* begin Given data *
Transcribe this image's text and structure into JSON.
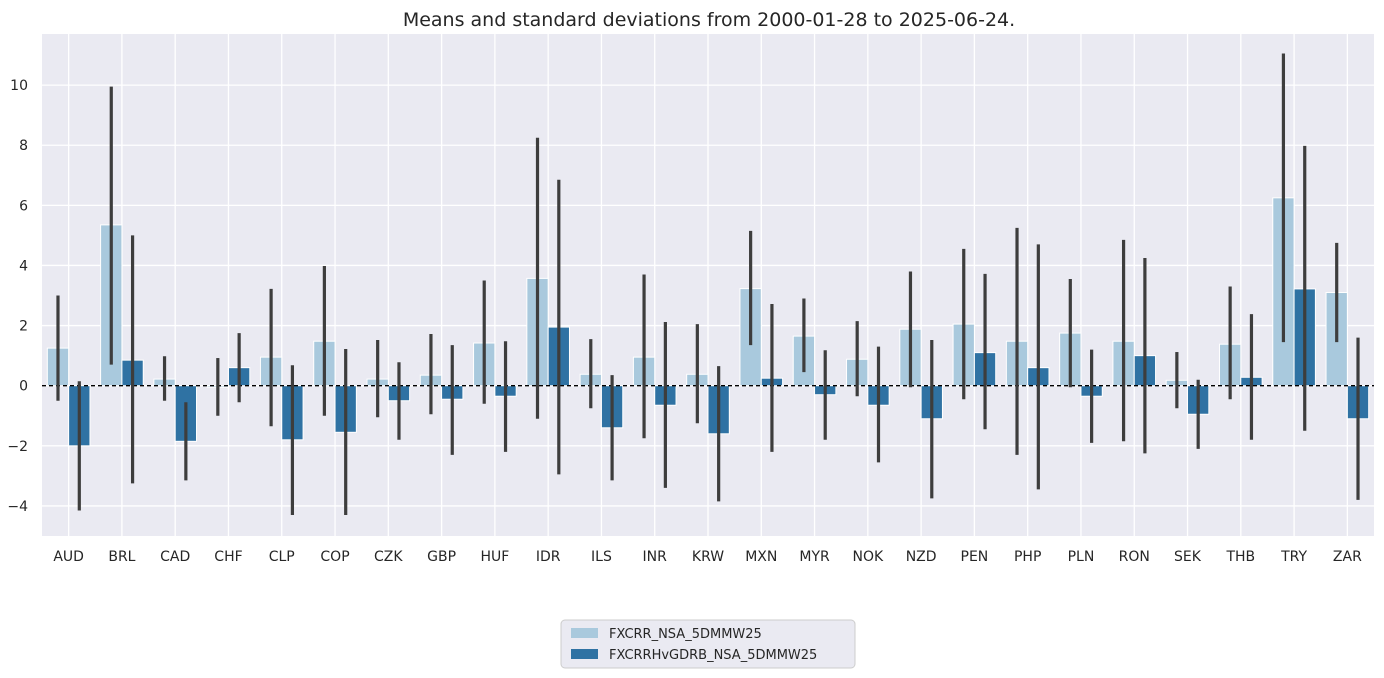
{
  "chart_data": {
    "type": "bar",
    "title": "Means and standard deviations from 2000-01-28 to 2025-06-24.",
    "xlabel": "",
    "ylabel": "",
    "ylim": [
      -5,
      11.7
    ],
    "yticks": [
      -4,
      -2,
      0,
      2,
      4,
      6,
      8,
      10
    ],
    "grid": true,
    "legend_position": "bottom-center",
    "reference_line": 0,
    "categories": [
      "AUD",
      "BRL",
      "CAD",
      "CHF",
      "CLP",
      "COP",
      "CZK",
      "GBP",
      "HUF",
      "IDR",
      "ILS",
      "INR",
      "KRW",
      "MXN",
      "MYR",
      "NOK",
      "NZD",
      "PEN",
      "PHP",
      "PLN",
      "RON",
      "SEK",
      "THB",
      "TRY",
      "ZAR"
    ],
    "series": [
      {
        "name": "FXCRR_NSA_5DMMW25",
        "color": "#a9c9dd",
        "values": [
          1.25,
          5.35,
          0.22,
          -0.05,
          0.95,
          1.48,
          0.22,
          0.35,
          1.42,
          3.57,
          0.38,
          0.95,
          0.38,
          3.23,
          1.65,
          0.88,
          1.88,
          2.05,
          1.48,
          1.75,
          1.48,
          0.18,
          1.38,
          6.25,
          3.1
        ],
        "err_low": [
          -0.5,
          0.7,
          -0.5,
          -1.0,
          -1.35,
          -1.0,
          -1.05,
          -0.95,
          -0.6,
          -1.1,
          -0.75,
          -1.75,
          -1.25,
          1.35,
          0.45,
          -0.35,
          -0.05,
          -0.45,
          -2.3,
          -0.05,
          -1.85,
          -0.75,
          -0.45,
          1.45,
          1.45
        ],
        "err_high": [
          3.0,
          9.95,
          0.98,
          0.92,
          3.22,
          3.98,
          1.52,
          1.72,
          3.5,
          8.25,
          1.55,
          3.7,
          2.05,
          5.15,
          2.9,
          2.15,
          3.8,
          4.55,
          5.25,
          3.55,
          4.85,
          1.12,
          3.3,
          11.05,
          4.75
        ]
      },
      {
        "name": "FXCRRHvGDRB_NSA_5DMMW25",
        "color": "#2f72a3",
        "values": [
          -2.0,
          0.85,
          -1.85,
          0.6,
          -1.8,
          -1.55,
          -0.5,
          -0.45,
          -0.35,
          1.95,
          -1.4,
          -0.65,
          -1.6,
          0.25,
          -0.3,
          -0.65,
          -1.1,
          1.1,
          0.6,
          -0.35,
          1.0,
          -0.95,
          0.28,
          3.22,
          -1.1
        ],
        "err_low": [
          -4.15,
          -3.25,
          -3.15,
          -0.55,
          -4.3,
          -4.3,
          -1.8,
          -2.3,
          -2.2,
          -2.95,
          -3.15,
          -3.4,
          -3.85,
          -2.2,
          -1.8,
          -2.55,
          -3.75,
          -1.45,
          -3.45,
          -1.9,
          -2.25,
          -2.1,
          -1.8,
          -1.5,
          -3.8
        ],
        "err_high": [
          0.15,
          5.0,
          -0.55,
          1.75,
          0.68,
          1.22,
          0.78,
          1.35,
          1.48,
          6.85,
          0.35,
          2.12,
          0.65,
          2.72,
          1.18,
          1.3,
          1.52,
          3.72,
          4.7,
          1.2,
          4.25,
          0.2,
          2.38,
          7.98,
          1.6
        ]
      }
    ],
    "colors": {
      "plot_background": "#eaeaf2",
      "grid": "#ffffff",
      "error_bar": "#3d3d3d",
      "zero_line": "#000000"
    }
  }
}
* end Given data *
Leave the images out and output the remaining material exactly as it stands.

Transcribe this image's text and structure into JSON.
{
  "chart_data": {
    "type": "bar",
    "title": "Means and standard deviations from 2000-01-28 to 2025-06-24.",
    "xlabel": "",
    "ylabel": "",
    "ylim": [
      -5,
      11.7
    ],
    "yticks": [
      -4,
      -2,
      0,
      2,
      4,
      6,
      8,
      10
    ],
    "grid": true,
    "legend_position": "bottom-center",
    "reference_line": 0,
    "categories": [
      "AUD",
      "BRL",
      "CAD",
      "CHF",
      "CLP",
      "COP",
      "CZK",
      "GBP",
      "HUF",
      "IDR",
      "ILS",
      "INR",
      "KRW",
      "MXN",
      "MYR",
      "NOK",
      "NZD",
      "PEN",
      "PHP",
      "PLN",
      "RON",
      "SEK",
      "THB",
      "TRY",
      "ZAR"
    ],
    "series": [
      {
        "name": "FXCRR_NSA_5DMMW25",
        "color": "#a9c9dd",
        "values": [
          1.25,
          5.35,
          0.22,
          -0.05,
          0.95,
          1.48,
          0.22,
          0.35,
          1.42,
          3.57,
          0.38,
          0.95,
          0.38,
          3.23,
          1.65,
          0.88,
          1.88,
          2.05,
          1.48,
          1.75,
          1.48,
          0.18,
          1.38,
          6.25,
          3.1
        ],
        "err_low": [
          -0.5,
          0.7,
          -0.5,
          -1.0,
          -1.35,
          -1.0,
          -1.05,
          -0.95,
          -0.6,
          -1.1,
          -0.75,
          -1.75,
          -1.25,
          1.35,
          0.45,
          -0.35,
          -0.05,
          -0.45,
          -2.3,
          -0.05,
          -1.85,
          -0.75,
          -0.45,
          1.45,
          1.45
        ],
        "err_high": [
          3.0,
          9.95,
          0.98,
          0.92,
          3.22,
          3.98,
          1.52,
          1.72,
          3.5,
          8.25,
          1.55,
          3.7,
          2.05,
          5.15,
          2.9,
          2.15,
          3.8,
          4.55,
          5.25,
          3.55,
          4.85,
          1.12,
          3.3,
          11.05,
          4.75
        ]
      },
      {
        "name": "FXCRRHvGDRB_NSA_5DMMW25",
        "color": "#2f72a3",
        "values": [
          -2.0,
          0.85,
          -1.85,
          0.6,
          -1.8,
          -1.55,
          -0.5,
          -0.45,
          -0.35,
          1.95,
          -1.4,
          -0.65,
          -1.6,
          0.25,
          -0.3,
          -0.65,
          -1.1,
          1.1,
          0.6,
          -0.35,
          1.0,
          -0.95,
          0.28,
          3.22,
          -1.1
        ],
        "err_low": [
          -4.15,
          -3.25,
          -3.15,
          -0.55,
          -4.3,
          -4.3,
          -1.8,
          -2.3,
          -2.2,
          -2.95,
          -3.15,
          -3.4,
          -3.85,
          -2.2,
          -1.8,
          -2.55,
          -3.75,
          -1.45,
          -3.45,
          -1.9,
          -2.25,
          -2.1,
          -1.8,
          -1.5,
          -3.8
        ],
        "err_high": [
          0.15,
          5.0,
          -0.55,
          1.75,
          0.68,
          1.22,
          0.78,
          1.35,
          1.48,
          6.85,
          0.35,
          2.12,
          0.65,
          2.72,
          1.18,
          1.3,
          1.52,
          3.72,
          4.7,
          1.2,
          4.25,
          0.2,
          2.38,
          7.98,
          1.6
        ]
      }
    ],
    "colors": {
      "plot_background": "#eaeaf2",
      "grid": "#ffffff",
      "error_bar": "#3d3d3d",
      "zero_line": "#000000"
    }
  }
}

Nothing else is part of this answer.